### [EXERCISE OBJECTIVE]
From the listing below, extract every line containing "предпринимателям".

### [PROVIDED RECORDS]
===

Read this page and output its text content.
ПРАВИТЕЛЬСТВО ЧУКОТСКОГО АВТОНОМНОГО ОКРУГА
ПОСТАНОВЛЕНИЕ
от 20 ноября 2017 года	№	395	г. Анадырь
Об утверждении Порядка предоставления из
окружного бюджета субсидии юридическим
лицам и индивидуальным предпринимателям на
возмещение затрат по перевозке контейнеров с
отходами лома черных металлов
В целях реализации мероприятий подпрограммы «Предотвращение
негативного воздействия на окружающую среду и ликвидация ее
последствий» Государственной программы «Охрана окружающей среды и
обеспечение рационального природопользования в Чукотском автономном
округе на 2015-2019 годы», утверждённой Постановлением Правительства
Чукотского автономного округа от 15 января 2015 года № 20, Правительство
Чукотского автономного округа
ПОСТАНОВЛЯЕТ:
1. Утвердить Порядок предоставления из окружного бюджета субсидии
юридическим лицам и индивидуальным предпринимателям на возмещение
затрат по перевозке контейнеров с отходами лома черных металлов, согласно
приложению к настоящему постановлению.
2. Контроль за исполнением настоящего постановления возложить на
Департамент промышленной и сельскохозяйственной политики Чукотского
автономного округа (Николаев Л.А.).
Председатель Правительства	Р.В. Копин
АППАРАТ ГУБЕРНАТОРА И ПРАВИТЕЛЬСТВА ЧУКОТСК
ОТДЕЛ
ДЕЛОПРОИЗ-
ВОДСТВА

===

### [FINAL RESULT]
лицам и индивидуальным предпринимателям на
юридическим лицам и индивидуальным предпринимателям на возмещение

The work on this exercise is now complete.